■ **The exercise**: Say how many lines contain the word "Nominal". Only the number should be given.

■ **Dataset entries**:
***

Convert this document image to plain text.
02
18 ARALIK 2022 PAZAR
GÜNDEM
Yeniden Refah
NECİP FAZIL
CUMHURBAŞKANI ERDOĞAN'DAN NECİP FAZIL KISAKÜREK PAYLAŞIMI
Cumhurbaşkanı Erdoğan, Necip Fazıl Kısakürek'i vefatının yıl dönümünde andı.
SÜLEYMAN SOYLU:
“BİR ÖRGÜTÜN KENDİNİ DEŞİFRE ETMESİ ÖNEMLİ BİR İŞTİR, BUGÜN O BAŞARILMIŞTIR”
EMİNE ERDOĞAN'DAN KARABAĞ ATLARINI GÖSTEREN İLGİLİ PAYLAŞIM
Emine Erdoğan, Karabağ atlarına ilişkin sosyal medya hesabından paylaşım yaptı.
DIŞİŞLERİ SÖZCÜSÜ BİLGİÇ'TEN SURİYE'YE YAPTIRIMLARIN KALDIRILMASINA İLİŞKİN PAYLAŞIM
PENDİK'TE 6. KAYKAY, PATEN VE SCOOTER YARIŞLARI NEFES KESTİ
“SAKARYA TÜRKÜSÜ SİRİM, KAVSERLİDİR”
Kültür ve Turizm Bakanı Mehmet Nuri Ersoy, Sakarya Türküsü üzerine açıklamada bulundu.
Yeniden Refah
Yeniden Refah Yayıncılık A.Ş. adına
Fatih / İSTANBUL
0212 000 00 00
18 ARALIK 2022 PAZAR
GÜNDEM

***

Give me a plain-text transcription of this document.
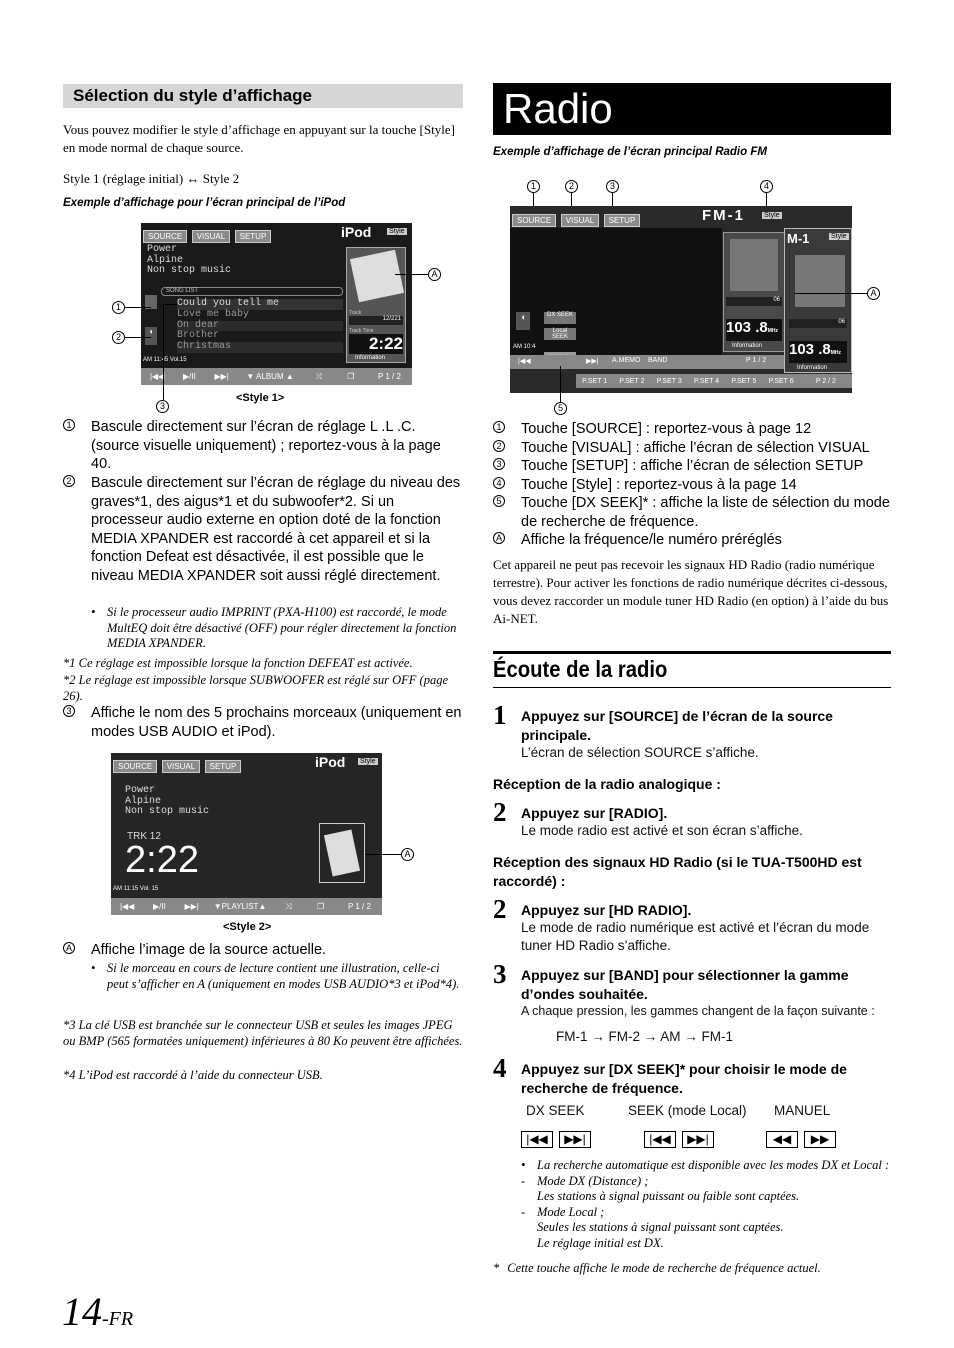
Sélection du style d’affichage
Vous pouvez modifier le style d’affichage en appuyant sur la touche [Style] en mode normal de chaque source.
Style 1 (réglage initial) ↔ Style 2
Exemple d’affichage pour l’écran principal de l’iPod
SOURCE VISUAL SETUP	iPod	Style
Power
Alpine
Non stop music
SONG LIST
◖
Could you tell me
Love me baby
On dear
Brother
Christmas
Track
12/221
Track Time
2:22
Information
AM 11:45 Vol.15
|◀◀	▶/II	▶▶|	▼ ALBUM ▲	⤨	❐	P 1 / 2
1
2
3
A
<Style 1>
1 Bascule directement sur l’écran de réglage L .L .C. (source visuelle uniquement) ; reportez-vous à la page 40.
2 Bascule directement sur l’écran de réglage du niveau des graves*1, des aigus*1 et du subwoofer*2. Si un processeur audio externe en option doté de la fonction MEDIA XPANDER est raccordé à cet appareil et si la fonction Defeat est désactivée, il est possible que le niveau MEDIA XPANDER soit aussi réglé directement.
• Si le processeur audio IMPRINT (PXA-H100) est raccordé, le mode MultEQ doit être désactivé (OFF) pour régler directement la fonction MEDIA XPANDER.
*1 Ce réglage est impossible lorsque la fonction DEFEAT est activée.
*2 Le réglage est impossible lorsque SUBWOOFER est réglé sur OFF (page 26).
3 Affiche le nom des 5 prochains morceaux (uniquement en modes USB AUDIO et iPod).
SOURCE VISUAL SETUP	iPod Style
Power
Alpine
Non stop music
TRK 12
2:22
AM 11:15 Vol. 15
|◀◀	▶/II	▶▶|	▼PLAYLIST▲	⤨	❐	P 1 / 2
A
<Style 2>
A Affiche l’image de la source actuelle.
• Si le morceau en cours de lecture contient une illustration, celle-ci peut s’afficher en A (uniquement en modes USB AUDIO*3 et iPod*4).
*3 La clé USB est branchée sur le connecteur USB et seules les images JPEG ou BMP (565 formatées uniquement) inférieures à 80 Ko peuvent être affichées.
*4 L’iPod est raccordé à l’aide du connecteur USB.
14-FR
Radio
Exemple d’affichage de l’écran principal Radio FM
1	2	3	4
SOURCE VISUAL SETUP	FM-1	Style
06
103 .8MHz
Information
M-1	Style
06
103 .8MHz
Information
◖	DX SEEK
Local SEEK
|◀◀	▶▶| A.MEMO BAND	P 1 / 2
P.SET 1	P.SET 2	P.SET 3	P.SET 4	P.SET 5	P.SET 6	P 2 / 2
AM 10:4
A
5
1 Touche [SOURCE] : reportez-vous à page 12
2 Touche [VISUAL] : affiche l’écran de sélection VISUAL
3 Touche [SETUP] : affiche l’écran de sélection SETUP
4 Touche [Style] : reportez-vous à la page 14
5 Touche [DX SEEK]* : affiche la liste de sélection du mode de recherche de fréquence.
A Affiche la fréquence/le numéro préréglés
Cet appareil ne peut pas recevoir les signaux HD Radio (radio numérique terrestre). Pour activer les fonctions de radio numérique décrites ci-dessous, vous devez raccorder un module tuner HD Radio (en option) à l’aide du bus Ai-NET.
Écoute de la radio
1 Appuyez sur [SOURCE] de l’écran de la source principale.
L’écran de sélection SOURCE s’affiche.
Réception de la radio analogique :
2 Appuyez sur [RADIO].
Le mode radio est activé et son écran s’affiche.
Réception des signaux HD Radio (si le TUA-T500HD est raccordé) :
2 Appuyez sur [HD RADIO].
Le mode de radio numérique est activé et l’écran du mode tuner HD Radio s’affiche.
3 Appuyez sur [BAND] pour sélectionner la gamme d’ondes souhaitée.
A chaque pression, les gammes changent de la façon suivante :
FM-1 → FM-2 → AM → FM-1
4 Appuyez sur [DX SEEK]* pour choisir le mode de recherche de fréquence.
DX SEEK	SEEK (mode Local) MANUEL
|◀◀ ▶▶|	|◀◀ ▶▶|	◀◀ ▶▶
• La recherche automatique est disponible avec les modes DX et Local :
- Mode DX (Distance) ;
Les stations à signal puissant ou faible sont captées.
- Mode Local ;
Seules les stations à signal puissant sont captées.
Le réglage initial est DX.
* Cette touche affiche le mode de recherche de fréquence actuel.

***

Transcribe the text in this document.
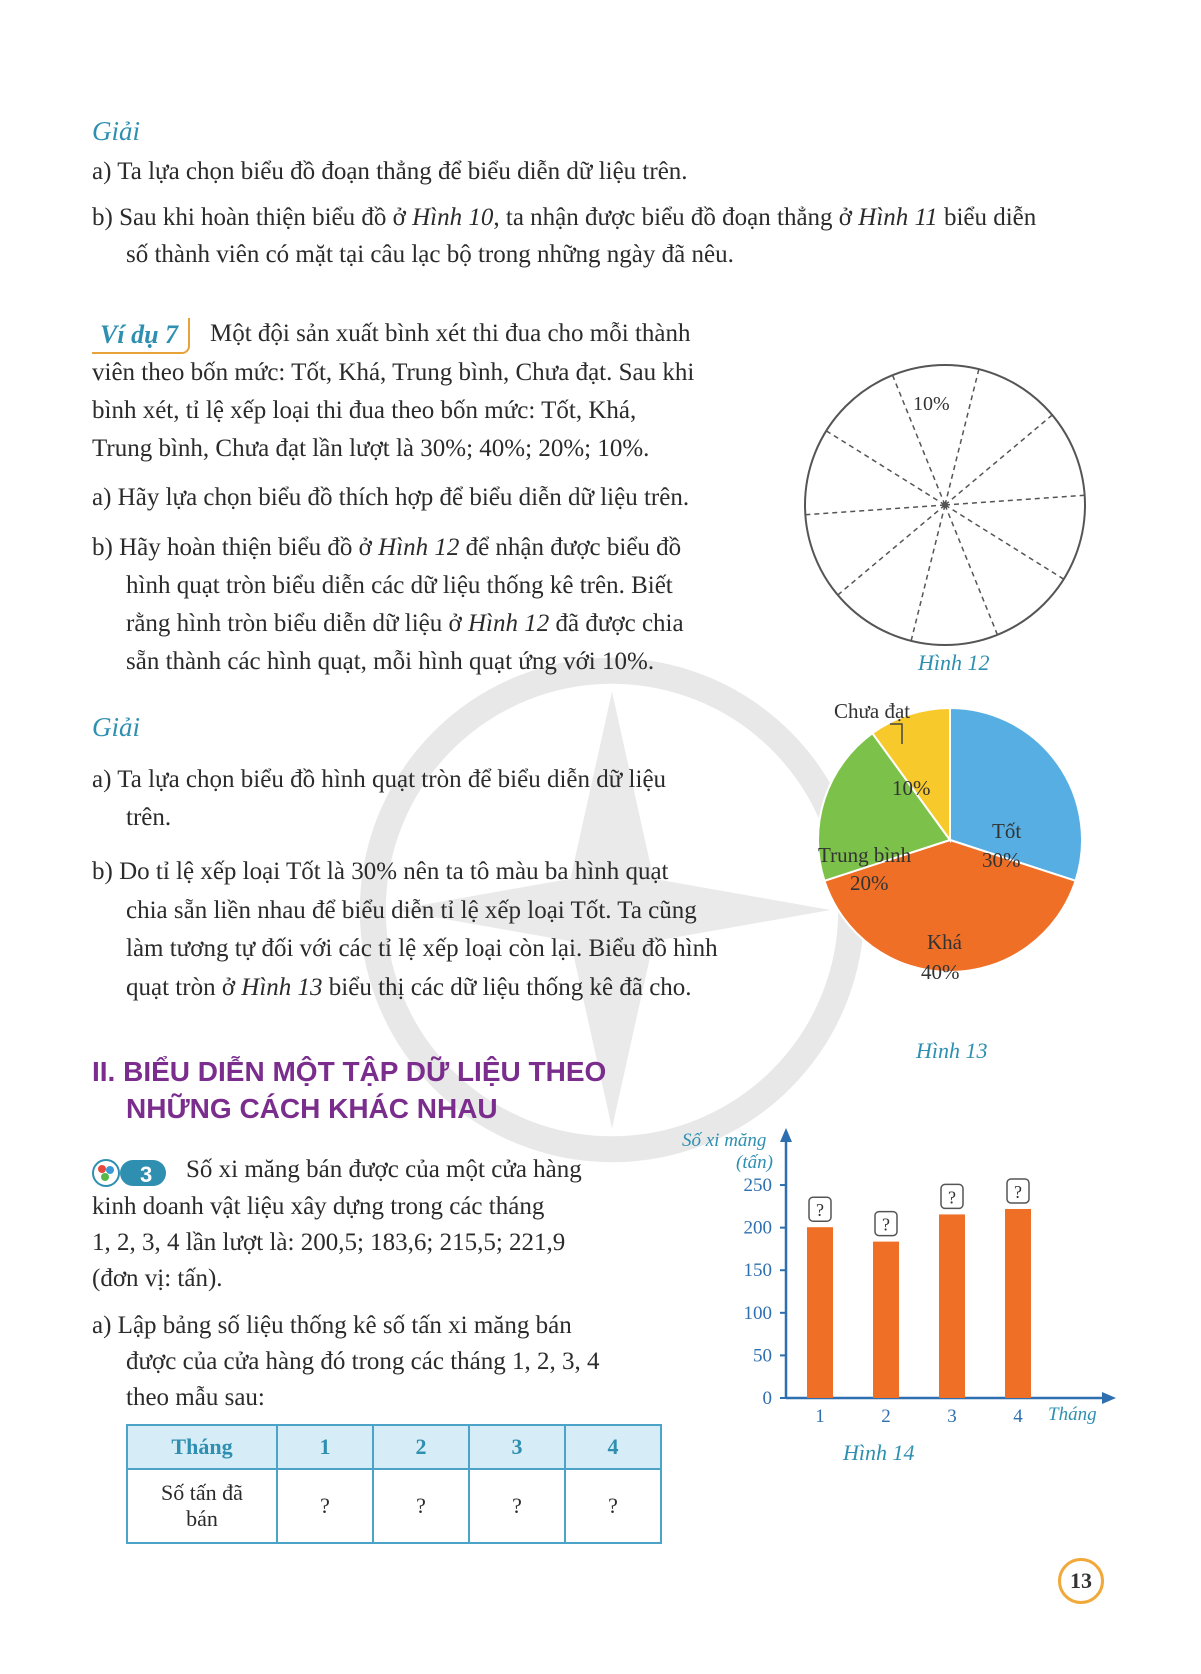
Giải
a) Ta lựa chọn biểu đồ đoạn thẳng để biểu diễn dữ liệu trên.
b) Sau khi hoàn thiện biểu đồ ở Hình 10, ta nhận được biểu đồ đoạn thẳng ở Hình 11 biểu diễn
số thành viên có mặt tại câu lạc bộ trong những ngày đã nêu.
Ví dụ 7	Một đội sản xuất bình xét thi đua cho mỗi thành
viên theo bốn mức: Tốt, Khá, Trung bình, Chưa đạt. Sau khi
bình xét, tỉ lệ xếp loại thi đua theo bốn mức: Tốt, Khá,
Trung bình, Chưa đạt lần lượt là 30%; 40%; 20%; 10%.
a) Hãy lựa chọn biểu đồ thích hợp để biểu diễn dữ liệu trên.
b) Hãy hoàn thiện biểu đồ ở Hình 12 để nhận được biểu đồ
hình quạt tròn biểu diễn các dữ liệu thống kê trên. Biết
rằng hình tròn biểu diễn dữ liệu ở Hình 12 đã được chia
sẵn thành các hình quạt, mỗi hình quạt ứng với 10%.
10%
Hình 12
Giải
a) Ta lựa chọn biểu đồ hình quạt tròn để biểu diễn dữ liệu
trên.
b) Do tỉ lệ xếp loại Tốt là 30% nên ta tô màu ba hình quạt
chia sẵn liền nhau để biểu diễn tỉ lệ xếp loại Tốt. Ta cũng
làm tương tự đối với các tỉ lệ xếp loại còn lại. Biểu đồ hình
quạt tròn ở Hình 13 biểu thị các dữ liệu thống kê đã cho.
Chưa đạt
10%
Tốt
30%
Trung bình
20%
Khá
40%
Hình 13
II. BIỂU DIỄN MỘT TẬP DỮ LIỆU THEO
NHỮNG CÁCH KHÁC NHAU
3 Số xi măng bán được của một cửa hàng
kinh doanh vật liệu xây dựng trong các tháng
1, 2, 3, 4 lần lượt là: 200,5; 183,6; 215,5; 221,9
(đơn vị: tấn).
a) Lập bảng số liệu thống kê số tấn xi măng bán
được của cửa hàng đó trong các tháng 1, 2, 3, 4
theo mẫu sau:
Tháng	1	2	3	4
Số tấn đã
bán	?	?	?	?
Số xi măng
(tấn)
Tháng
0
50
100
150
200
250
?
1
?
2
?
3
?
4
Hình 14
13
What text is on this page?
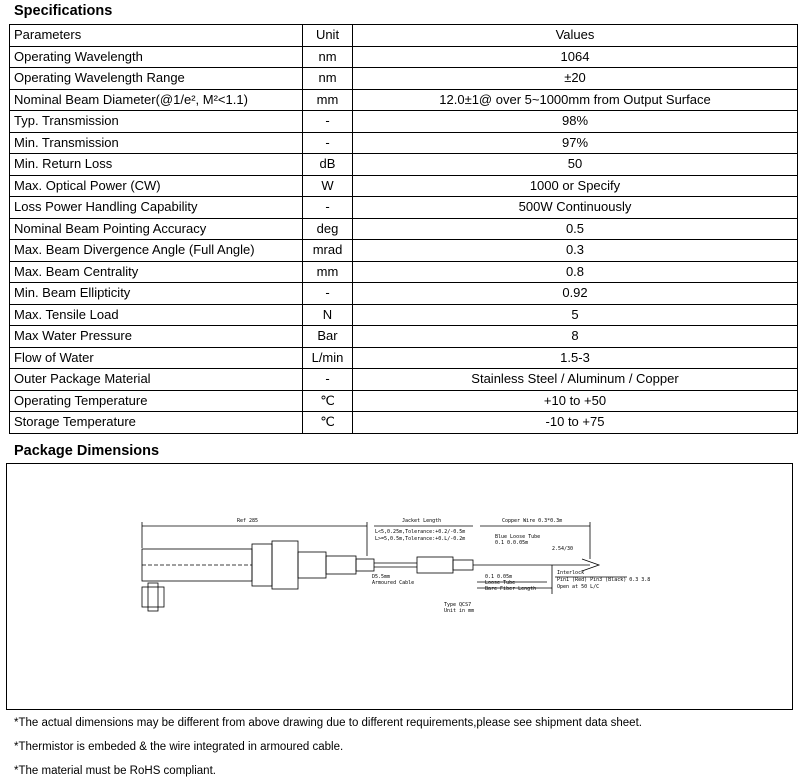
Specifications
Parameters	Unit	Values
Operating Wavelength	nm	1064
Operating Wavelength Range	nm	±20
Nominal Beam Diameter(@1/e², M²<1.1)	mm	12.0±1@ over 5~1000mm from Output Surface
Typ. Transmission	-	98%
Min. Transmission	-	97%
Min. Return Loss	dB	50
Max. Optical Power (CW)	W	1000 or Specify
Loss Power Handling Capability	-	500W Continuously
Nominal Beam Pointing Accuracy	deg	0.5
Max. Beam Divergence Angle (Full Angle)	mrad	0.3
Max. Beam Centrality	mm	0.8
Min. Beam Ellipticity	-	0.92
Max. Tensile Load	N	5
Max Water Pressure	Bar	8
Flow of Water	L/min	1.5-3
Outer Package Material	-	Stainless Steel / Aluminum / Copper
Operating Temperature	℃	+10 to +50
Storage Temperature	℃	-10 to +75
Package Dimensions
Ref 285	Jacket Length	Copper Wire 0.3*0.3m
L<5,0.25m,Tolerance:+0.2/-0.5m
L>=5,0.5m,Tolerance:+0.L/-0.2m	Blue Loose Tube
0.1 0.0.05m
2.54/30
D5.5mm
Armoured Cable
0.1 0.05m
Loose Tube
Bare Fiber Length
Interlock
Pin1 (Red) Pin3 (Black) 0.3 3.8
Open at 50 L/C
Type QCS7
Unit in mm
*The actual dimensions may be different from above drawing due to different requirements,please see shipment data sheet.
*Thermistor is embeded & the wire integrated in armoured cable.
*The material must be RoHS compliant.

***

■ **Written answer**: 2